AIM >> Take the material below and retype it in full; pictures are left out.

PROVIDED RECORDS >>
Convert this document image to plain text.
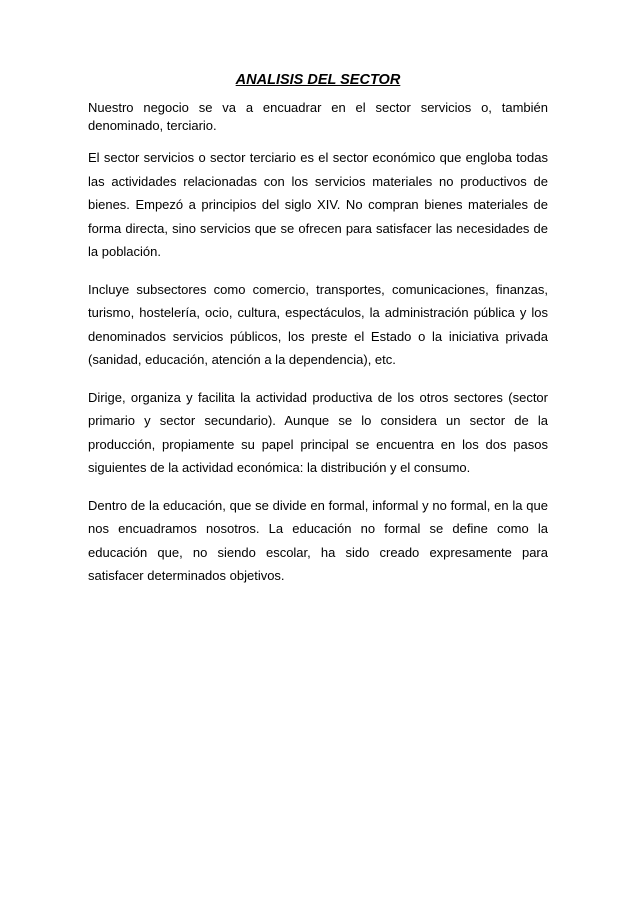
ANALISIS DEL SECTOR

Nuestro negocio se va a encuadrar en el sector servicios o, también denominado, terciario.

El sector servicios o sector terciario es el sector económico que engloba todas las actividades relacionadas con los servicios materiales no productivos de bienes. Empezó a principios del siglo XIV. No compran bienes materiales de forma directa, sino servicios que se ofrecen para satisfacer las necesidades de la población.

Incluye subsectores como comercio, transportes, comunicaciones, finanzas, turismo, hostelería, ocio, cultura, espectáculos, la administración pública y los denominados servicios públicos, los preste el Estado o la iniciativa privada (sanidad, educación, atención a la dependencia), etc.

Dirige, organiza y facilita la actividad productiva de los otros sectores (sector primario y sector secundario). Aunque se lo considera un sector de la producción, propiamente su papel principal se encuentra en los dos pasos siguientes de la actividad económica: la distribución y el consumo.

Dentro de la educación, que se divide en formal, informal y no formal, en la que nos encuadramos nosotros. La educación no formal se define como la educación que, no siendo escolar, ha sido creado expresamente para satisfacer determinados objetivos.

OUTPUT FOR THIS EXERCISE >>
Convert this document image to plain text.
ANALISIS DEL SECTOR

Nuestro negocio se va a encuadrar en el sector servicios o, también denominado, terciario.

El sector servicios o sector terciario es el sector económico que engloba todas las actividades relacionadas con los servicios materiales no productivos de bienes. Empezó a principios del siglo XIV. No compran bienes materiales de forma directa, sino servicios que se ofrecen para satisfacer las necesidades de la población.

Incluye subsectores como comercio, transportes, comunicaciones, finanzas, turismo, hostelería, ocio, cultura, espectáculos, la administración pública y los denominados servicios públicos, los preste el Estado o la iniciativa privada (sanidad, educación, atención a la dependencia), etc.

Dirige, organiza y facilita la actividad productiva de los otros sectores (sector primario y sector secundario). Aunque se lo considera un sector de la producción, propiamente su papel principal se encuentra en los dos pasos siguientes de la actividad económica: la distribución y el consumo.

Dentro de la educación, que se divide en formal, informal y no formal, en la que nos encuadramos nosotros. La educación no formal se define como la educación que, no siendo escolar, ha sido creado expresamente para satisfacer determinados objetivos.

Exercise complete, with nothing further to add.